(Entries from a dataset)
***
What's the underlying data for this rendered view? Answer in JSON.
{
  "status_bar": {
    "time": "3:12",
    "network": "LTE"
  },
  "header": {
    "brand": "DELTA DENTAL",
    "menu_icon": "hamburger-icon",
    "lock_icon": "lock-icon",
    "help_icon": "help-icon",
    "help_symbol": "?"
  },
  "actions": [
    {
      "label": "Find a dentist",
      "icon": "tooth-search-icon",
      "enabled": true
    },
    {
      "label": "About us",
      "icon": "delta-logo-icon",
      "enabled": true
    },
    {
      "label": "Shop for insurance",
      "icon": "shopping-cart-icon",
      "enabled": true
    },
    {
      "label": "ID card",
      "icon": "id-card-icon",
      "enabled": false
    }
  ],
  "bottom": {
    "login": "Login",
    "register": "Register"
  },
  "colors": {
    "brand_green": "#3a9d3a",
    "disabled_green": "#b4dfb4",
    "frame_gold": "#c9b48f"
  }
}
***
> **Description of the task**
Return all lines of the material above in which the word "label" occurs.

> **Answer for this exercise**
      "label": "Find a dentist",
      "label": "About us",
      "label": "Shop for insurance",
      "label": "ID card",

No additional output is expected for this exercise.